**Entries:**
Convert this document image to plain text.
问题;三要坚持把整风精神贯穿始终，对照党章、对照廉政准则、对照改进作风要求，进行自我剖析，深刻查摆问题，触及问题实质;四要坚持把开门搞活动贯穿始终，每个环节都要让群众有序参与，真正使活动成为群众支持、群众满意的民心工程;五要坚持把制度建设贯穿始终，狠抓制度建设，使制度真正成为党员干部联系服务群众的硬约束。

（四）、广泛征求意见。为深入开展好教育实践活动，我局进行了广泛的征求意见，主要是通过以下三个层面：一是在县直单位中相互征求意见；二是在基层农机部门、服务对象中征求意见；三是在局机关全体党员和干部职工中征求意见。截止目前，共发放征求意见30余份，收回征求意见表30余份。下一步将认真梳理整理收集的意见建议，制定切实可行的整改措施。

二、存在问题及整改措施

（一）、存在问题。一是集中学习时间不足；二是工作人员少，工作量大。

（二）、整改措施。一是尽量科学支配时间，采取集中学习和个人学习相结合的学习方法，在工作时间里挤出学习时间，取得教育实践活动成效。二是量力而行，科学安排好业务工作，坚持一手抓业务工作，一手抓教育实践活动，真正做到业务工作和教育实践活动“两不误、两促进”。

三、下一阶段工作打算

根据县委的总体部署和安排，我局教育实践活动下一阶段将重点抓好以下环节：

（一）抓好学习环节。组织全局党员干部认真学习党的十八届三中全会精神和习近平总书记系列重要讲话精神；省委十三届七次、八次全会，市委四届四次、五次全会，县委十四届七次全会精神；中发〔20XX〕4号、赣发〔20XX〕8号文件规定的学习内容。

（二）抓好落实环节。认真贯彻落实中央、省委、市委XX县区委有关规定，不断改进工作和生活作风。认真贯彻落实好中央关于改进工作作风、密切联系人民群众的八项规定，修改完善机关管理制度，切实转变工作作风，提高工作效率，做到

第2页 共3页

...

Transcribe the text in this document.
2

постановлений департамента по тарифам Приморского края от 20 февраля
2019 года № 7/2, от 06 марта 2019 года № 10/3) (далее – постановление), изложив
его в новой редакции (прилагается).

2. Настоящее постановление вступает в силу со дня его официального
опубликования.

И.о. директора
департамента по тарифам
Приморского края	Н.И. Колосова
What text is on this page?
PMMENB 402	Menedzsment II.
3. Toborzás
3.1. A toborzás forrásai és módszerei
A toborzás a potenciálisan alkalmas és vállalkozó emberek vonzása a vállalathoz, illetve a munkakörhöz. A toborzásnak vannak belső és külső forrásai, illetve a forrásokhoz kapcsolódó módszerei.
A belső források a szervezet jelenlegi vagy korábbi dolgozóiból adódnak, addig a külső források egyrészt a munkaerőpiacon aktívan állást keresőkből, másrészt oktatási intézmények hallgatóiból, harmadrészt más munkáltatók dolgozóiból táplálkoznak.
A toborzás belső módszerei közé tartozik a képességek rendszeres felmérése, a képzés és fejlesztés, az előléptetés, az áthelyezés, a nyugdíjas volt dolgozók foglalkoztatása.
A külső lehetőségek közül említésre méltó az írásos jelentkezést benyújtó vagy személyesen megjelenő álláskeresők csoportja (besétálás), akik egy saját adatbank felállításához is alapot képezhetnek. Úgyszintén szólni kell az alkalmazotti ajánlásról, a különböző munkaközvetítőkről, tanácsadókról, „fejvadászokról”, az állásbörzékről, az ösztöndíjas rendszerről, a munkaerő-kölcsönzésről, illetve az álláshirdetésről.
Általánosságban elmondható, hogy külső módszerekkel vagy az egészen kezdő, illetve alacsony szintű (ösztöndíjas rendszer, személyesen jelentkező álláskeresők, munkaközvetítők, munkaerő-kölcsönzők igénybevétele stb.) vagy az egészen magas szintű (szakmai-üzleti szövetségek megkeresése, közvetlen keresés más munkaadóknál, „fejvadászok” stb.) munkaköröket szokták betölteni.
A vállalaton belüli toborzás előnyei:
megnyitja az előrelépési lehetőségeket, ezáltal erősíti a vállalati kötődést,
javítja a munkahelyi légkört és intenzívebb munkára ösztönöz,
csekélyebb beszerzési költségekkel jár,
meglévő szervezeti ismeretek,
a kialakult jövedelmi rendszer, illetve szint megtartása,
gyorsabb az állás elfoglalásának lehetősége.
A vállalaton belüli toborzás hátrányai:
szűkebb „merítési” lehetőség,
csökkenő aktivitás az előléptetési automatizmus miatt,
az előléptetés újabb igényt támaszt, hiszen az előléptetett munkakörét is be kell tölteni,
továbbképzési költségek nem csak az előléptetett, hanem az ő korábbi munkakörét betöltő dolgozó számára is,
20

**Given instruction:** Extract all lines containing the word "края".

**Written response:**
постановлений департамента по тарифам Приморского края от 20 февраля
Приморского края	Н.И. Колосова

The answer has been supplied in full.